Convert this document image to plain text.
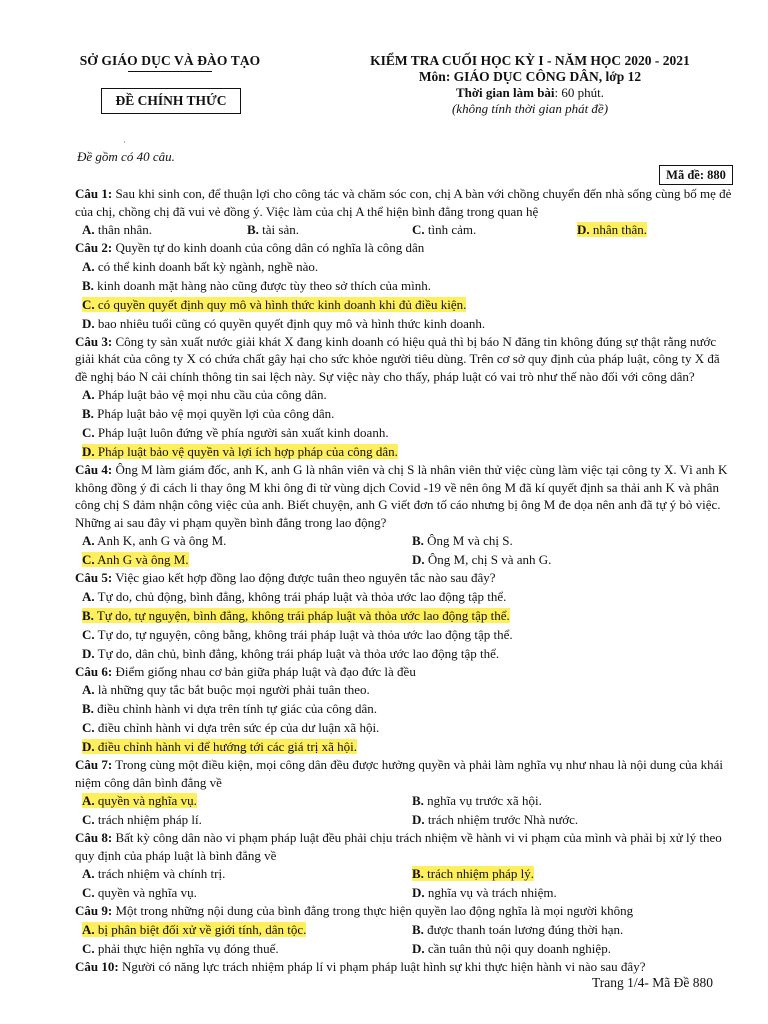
SỞ GIÁO DỤC VÀ ĐÀO TẠO
ĐỀ CHÍNH THỨC
KIỂM TRA CUỐI HỌC KỲ I - NĂM HỌC 2020 - 2021
Môn: GIÁO DỤC CÔNG DÂN, lớp 12
Thời gian làm bài: 60 phút.
(không tính thời gian phát đề)
·
Đề gồm có 40 câu.
Mã đề: 880
Câu 1: Sau khi sinh con, để thuận lợi cho công tác và chăm sóc con, chị A bàn với chồng chuyển đến nhà sống cùng bố mẹ đẻ của chị, chồng chị đã vui vẻ đồng ý. Việc làm của chị A thể hiện bình đẳng trong quan hệ
A. thân nhân.	B. tài sản.	C. tình cảm.	D. nhân thân.
Câu 2: Quyền tự do kinh doanh của công dân có nghĩa là công dân
A. có thể kinh doanh bất kỳ ngành, nghề nào.
B. kinh doanh mặt hàng nào cũng được tùy theo sở thích của mình.
C. có quyền quyết định quy mô và hình thức kinh doanh khi đủ điều kiện.
D. bao nhiêu tuổi cũng có quyền quyết định quy mô và hình thức kinh doanh.
Câu 3: Công ty sản xuất nước giải khát X đang kinh doanh có hiệu quả thì bị báo N đăng tin không đúng sự thật rằng nước giải khát của công ty X có chứa chất gây hại cho sức khỏe người tiêu dùng. Trên cơ sở quy định của pháp luật, công ty X đã đề nghị báo N cải chính thông tin sai lệch này. Sự việc này cho thấy, pháp luật có vai trò như thế nào đối với công dân?
A. Pháp luật bảo vệ mọi nhu cầu của công dân.
B. Pháp luật bảo vệ mọi quyền lợi của công dân.
C. Pháp luật luôn đứng về phía người sản xuất kinh doanh.
D. Pháp luật bảo vệ quyền và lợi ích hợp pháp của công dân.
Câu 4: Ông M làm giám đốc, anh K, anh G là nhân viên và chị S là nhân viên thử việc cùng làm việc tại công ty X. Vì anh K không đồng ý đi cách li thay ông M khi ông đi từ vùng dịch Covid -19 về nên ông M đã kí quyết định sa thải anh K và phân công chị S đảm nhận công việc của anh. Biết chuyện, anh G viết đơn tố cáo nhưng bị ông M đe dọa nên anh đã tự ý bỏ việc. Những ai sau đây vi phạm quyền bình đẳng trong lao động?
A. Anh K, anh G và ông M.	B. Ông M và chị S.
C. Anh G và ông M.	D. Ông M, chị S và anh G.
Câu 5: Việc giao kết hợp đồng lao động được tuân theo nguyên tắc nào sau đây?
A. Tự do, chủ động, bình đẳng, không trái pháp luật và thỏa ước lao động tập thể.
B. Tự do, tự nguyện, bình đẳng, không trái pháp luật và thỏa ước lao động tập thể.
C. Tự do, tự nguyện, công bằng, không trái pháp luật và thỏa ước lao động tập thể.
D. Tự do, dân chủ, bình đẳng, không trái pháp luật và thỏa ước lao động tập thể.
Câu 6: Điểm giống nhau cơ bản giữa pháp luật và đạo đức là đều
A. là những quy tắc bắt buộc mọi người phải tuân theo.
B. điều chỉnh hành vi dựa trên tính tự giác của công dân.
C. điều chỉnh hành vi dựa trên sức ép của dư luận xã hội.
D. điều chỉnh hành vi để hướng tới các giá trị xã hội.
Câu 7: Trong cùng một điều kiện, mọi công dân đều được hưởng quyền và phải làm nghĩa vụ như nhau là nội dung của khái niệm công dân bình đẳng về
A. quyền và nghĩa vụ.	B. nghĩa vụ trước xã hội.
C. trách nhiệm pháp lí.	D. trách nhiệm trước Nhà nước.
Câu 8: Bất kỳ công dân nào vi phạm pháp luật đều phải chịu trách nhiệm về hành vi vi phạm của mình và phải bị xử lý theo quy định của pháp luật là bình đẳng về
A. trách nhiệm và chính trị.	B. trách nhiệm pháp lý.
C. quyền và nghĩa vụ.	D. nghĩa vụ và trách nhiệm.
Câu 9: Một trong những nội dung của bình đẳng trong thực hiện quyền lao động nghĩa là mọi người không
A. bị phân biệt đối xử về giới tính, dân tộc.	B. được thanh toán lương đúng thời hạn.
C. phải thực hiện nghĩa vụ đóng thuế.	D. cần tuân thủ nội quy doanh nghiệp.
Câu 10: Người có năng lực trách nhiệm pháp lí vi phạm pháp luật hình sự khi thực hiện hành vi nào sau đây?
Trang 1/4- Mã Đề 880
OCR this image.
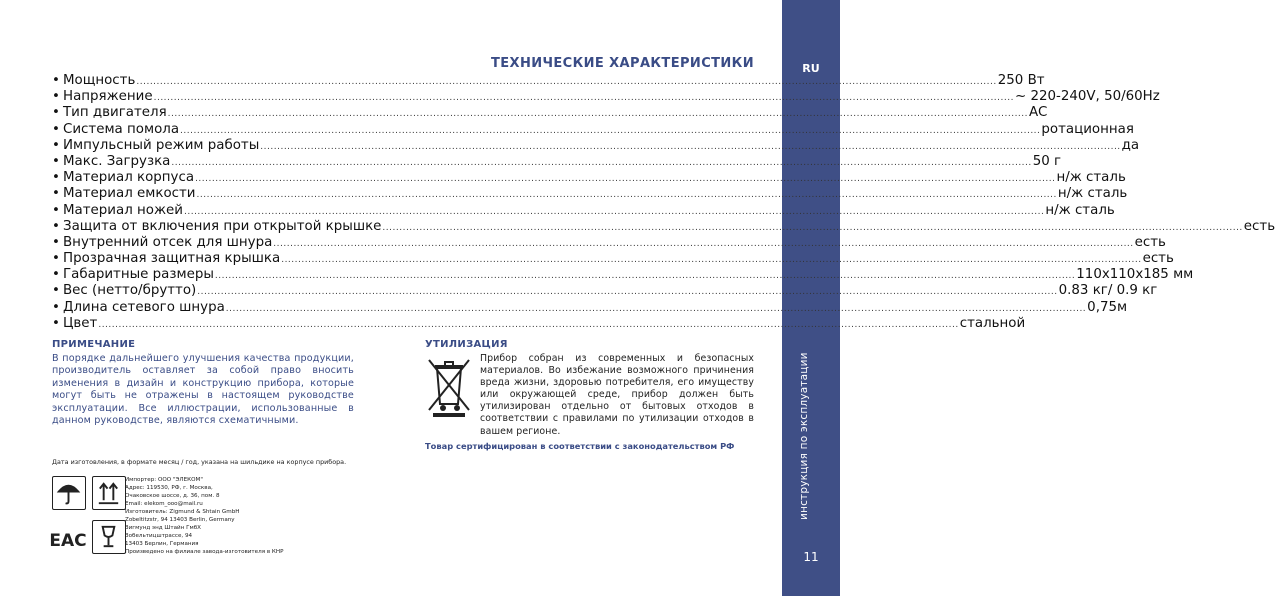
RU
инструкция по эксплуатации
11
ТЕХНИЧЕСКИЕ ХАРАКТЕРИСТИКИ
• Мощность .....	250 Вт
• Напряжение .....	~ 220-240V, 50/60Hz
• Тип двигателя .....	AC
• Система помола .....	ротационная
• Импульсный режим работы .....	да
• Макс. Загрузка .....	50 г
• Материал корпуса .....	н/ж сталь
• Материал емкости .....	н/ж сталь
• Материал ножей .....	н/ж сталь
• Защита от включения при открытой крышке .....	есть
• Внутренний отсек для шнура .....	есть
• Прозрачная защитная крышка .....	есть
• Габаритные размеры .....	110x110x185 мм
• Вес (нетто/брутто) .....	0.83 кг/ 0.9 кг
• Длина сетевого шнура .....	0,75м
• Цвет .....	стальной
ПРИМЕЧАНИЕ
В порядке дальнейшего улучшения качества продукции, производитель оставляет за собой право вносить изменения в дизайн и конструкцию прибора, которые могут быть не отражены в настоящем руководстве эксплуатации. Все иллюстрации, использованные в данном руководстве, являются схематичными.
УТИЛИЗАЦИЯ
Прибор собран из современных и безопасных материалов. Во избежание возможного причинения вреда жизни, здоровью потребителя, его имуществу или окружающей среде, прибор должен быть утилизирован отдельно от бытовых отходов в соответствии с правилами по утилизации отходов в вашем регионе.
Товар сертифицирован в соответствии с законодательством РФ
Дата изготовления, в формате месяц / год, указана на шильдике на корпусе прибора.
EAC
Импортер: ООО "ЭЛЕКОМ"
Адрес: 119530, РФ, г. Москва,
Очаковское шоссе, д. 36, пом. 8
Email: elekom_ooo@mail.ru
Изготовитель: Zigmund & Shtain GmbH
Zobeltitzstr, 94 13403 Berlin, Germany
Зигмунд энд Штайн ГмбХ
Зобельтицштрассе, 94
13403 Берлин, Германия
Произведено на филиале завода-изготовителя в КНР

--------------------------------------------------

WORK INSTRUCTIONS:
Extract every line above containing the word "this".

EXERCISE RESPONSE:
Convert this document image to plain text.
OCR this image.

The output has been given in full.